====== Dataset entries ======

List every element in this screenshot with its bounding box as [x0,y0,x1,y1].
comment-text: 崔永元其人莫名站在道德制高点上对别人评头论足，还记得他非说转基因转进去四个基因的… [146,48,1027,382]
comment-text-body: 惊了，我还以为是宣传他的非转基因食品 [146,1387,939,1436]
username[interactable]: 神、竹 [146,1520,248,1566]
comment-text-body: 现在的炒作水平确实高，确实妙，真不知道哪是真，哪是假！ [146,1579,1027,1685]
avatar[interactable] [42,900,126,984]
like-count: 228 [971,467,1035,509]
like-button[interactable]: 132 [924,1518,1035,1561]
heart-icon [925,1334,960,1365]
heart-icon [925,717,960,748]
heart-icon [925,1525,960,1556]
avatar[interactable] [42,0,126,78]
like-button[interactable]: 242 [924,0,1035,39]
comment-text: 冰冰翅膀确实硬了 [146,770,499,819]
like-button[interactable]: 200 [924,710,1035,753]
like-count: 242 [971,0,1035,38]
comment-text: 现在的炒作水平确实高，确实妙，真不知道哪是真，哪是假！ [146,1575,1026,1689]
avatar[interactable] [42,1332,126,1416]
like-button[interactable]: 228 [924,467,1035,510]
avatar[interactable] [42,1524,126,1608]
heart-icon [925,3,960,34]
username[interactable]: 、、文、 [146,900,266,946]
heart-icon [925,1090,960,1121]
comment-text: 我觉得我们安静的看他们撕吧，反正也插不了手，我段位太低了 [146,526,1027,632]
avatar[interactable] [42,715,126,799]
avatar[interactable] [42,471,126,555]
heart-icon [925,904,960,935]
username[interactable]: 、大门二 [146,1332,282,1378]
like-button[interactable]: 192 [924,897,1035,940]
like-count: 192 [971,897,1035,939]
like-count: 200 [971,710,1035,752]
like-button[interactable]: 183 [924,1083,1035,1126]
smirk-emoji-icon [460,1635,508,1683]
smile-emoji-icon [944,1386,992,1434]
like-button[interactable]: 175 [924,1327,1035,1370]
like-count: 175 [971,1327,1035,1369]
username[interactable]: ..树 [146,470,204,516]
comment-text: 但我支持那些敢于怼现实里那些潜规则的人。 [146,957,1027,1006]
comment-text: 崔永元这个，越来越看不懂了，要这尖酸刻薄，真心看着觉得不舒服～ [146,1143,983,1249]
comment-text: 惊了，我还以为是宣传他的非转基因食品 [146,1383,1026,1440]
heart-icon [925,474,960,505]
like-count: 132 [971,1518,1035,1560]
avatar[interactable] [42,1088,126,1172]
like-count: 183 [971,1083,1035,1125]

======

Problem to solve
Copy all of the data above verbatim, line for line, with nothing changed.

Output of the exercise
List every element in this screenshot with its bounding box as [x0,y0,x1,y1].
comment-text: 崔永元其人莫名站在道德制高点上对别人评头论足，还记得他非说转基因转进去四个基因的… [146,48,1027,382]
comment-text-body: 惊了，我还以为是宣传他的非转基因食品 [146,1387,939,1436]
username[interactable]: 神、竹 [146,1520,248,1566]
comment-text-body: 现在的炒作水平确实高，确实妙，真不知道哪是真，哪是假！ [146,1579,1027,1685]
avatar[interactable] [42,900,126,984]
like-count: 228 [971,467,1035,509]
like-button[interactable]: 132 [924,1518,1035,1561]
heart-icon [925,1334,960,1365]
heart-icon [925,717,960,748]
heart-icon [925,1525,960,1556]
avatar[interactable] [42,0,126,78]
like-button[interactable]: 242 [924,0,1035,39]
comment-text: 冰冰翅膀确实硬了 [146,770,499,819]
like-button[interactable]: 200 [924,710,1035,753]
like-count: 242 [971,0,1035,38]
comment-text: 现在的炒作水平确实高，确实妙，真不知道哪是真，哪是假！ [146,1575,1026,1689]
avatar[interactable] [42,1332,126,1416]
like-button[interactable]: 228 [924,467,1035,510]
avatar[interactable] [42,1524,126,1608]
heart-icon [925,3,960,34]
username[interactable]: 、、文、 [146,900,266,946]
heart-icon [925,1090,960,1121]
comment-text: 我觉得我们安静的看他们撕吧，反正也插不了手，我段位太低了 [146,526,1027,632]
avatar[interactable] [42,715,126,799]
avatar[interactable] [42,471,126,555]
heart-icon [925,904,960,935]
username[interactable]: 、大门二 [146,1332,282,1378]
like-button[interactable]: 192 [924,897,1035,940]
like-count: 192 [971,897,1035,939]
like-count: 200 [971,710,1035,752]
like-button[interactable]: 183 [924,1083,1035,1126]
smirk-emoji-icon [460,1635,508,1683]
smile-emoji-icon [944,1386,992,1434]
like-button[interactable]: 175 [924,1327,1035,1370]
like-count: 175 [971,1327,1035,1369]
username[interactable]: ..树 [146,470,204,516]
comment-text: 但我支持那些敢于怼现实里那些潜规则的人。 [146,957,1027,1006]
comment-text: 崔永元这个，越来越看不懂了，要这尖酸刻薄，真心看着觉得不舒服～ [146,1143,983,1249]
comment-text: 惊了，我还以为是宣传他的非转基因食品 [146,1383,1026,1440]
heart-icon [925,474,960,505]
like-count: 132 [971,1518,1035,1560]
avatar[interactable] [42,1088,126,1172]
like-count: 183 [971,1083,1035,1125]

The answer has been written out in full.